* **Détails de l'exercice**:
Extrayez sans aucune modification, dans la critique du premier roman de Diaty Diallo, le passage qui commence aux mots « d’air qui brûle » et se termine après « d’un jeune s’envole. ».

* **Extrait**:
***
Diaty Diallo – Deux secondes …

d’air qui brûle

Rentrée littéraire 2022

vagabondageautourdesoi.com - Diaty Diallo - Juste deux secondes et la vie bascule, comme le rappelle Diaty Diallo dans son premier roman écrit comme un cri de protestation, avec à l’arrière plan le son d’un rap strident, pour dénoncer les violences policières où la jeunesse finit par inonder l’air qu’ils ont brûlé.

Car Diaty Diallo écrit la langue qui ne s’écrit pas. Celle de ces zones reléguées, abandonnées, plus pauvres que la pauvreté déclarée. Alors, après un énième contrôle d’identité de jeunes qu’ils connaissent pourtant par cœur, la police dérapage et la vie d’un jeune s’envole.

Qu’il s’appelle ici, Samy, ou alors Aboubakar ou Amada, leur vie les a quittés, alors que la police se devait de les protéger.

Alors Astor se met à raconter l’avant avec les fauteuils sur la pelouse décimée, les barbecues au coin de l’immeuble et surtout la bande de copains. Il y a Chérif, Isaa, Demba et Nil, et tant d’autres.

Ils partagent le quotidien et se connaissent depuis des lustres. Mais quand au cours d’un énième contrôle de police, la vie d’un plus jeune lui sera arrachée, alors, tout va s’embraser. Et cet incendie dans les corps et les têtes investit le quartier.
***
* **Contenu des données**:
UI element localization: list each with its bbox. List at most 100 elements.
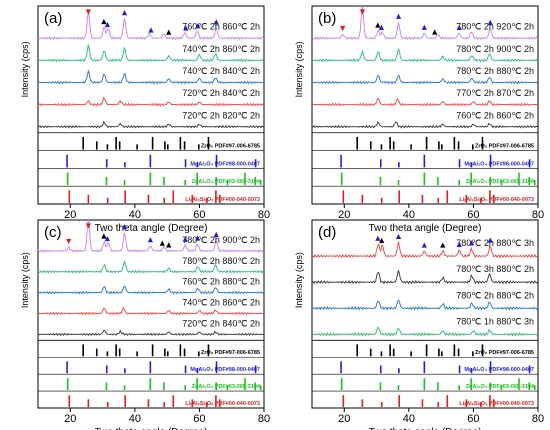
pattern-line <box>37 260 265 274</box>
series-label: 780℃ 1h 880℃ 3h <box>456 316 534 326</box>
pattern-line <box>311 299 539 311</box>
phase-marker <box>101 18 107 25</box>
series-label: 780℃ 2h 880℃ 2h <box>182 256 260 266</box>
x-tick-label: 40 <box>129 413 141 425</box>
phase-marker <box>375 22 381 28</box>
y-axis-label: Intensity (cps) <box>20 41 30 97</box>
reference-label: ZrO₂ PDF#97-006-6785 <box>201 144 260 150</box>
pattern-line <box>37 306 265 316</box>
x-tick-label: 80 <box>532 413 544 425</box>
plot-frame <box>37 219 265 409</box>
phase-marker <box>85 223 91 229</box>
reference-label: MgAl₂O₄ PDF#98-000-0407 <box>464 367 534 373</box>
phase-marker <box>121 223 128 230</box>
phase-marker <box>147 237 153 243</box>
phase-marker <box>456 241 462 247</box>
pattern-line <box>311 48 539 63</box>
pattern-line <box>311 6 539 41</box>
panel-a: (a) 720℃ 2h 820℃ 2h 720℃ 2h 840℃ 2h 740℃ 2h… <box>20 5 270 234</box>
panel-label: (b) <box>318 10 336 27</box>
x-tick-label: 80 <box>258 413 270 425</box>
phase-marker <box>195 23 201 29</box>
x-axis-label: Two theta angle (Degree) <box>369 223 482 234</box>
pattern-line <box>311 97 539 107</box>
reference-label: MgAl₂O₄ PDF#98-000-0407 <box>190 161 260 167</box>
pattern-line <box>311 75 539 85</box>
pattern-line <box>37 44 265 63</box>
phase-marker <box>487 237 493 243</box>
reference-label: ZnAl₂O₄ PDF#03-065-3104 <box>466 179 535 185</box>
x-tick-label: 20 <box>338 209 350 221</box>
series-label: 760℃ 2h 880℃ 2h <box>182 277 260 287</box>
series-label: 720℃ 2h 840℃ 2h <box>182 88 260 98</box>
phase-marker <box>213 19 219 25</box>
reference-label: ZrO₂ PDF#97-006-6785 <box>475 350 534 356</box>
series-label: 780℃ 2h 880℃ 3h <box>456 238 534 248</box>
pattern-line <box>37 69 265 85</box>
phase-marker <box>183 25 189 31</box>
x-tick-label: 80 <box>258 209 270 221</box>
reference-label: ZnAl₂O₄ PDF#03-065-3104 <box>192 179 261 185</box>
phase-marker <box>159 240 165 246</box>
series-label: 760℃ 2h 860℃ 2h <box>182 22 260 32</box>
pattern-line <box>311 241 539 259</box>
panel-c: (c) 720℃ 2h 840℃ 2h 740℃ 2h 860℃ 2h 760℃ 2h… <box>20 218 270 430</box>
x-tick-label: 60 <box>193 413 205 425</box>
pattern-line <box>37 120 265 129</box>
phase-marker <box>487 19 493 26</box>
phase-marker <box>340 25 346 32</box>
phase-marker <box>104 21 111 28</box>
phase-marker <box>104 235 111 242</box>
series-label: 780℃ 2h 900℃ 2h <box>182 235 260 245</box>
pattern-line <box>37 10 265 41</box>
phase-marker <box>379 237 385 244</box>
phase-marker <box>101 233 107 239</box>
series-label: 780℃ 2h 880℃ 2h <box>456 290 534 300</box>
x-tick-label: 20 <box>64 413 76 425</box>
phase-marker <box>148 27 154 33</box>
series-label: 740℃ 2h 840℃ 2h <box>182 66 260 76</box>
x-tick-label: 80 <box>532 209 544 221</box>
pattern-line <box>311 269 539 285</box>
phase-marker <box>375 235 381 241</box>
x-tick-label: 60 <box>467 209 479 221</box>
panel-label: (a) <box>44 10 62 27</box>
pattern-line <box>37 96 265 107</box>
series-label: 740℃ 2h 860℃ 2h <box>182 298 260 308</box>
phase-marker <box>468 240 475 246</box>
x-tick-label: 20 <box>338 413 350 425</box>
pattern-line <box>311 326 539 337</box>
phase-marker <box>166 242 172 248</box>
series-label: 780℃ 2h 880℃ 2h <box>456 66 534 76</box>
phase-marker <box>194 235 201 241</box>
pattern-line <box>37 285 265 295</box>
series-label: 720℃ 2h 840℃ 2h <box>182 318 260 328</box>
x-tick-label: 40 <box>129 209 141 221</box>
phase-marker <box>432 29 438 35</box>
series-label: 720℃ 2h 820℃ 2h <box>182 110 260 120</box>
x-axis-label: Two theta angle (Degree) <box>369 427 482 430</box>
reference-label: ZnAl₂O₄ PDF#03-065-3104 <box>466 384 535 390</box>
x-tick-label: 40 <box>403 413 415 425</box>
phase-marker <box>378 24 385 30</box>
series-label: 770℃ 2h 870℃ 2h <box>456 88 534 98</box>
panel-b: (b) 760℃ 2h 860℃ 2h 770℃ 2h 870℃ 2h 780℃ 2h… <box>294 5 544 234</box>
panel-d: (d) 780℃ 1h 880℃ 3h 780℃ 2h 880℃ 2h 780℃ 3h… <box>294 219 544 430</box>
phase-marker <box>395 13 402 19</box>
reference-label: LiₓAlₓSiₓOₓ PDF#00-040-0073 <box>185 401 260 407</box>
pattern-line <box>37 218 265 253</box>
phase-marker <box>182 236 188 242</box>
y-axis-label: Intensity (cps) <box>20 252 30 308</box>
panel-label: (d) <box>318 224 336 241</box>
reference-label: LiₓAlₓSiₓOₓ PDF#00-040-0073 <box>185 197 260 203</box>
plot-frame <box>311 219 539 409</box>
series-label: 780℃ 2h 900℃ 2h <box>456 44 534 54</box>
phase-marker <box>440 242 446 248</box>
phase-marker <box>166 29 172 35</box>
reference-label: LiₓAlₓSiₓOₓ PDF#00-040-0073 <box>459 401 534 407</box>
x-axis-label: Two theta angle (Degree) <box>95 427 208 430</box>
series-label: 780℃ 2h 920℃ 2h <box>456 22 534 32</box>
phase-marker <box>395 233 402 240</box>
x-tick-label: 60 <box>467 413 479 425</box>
***
* **Résultat attendu**:
d’air qui brûle

Rentrée littéraire 2022

vagabondageautourdesoi.com - Diaty Diallo - Juste deux secondes et la vie bascule, comme le rappelle Diaty Diallo dans son premier roman écrit comme un cri de protestation, avec à l’arrière plan le son d’un rap strident, pour dénoncer les violences policières où la jeunesse finit par inonder l’air qu’ils ont brûlé.

Car Diaty Diallo écrit la langue qui ne s’écrit pas. Celle de ces zones reléguées, abandonnées, plus pauvres que la pauvreté déclarée. Alors, après un énième contrôle d’identité de jeunes qu’ils connaissent pourtant par cœur, la police dérapage et la vie d’un jeune s’envole.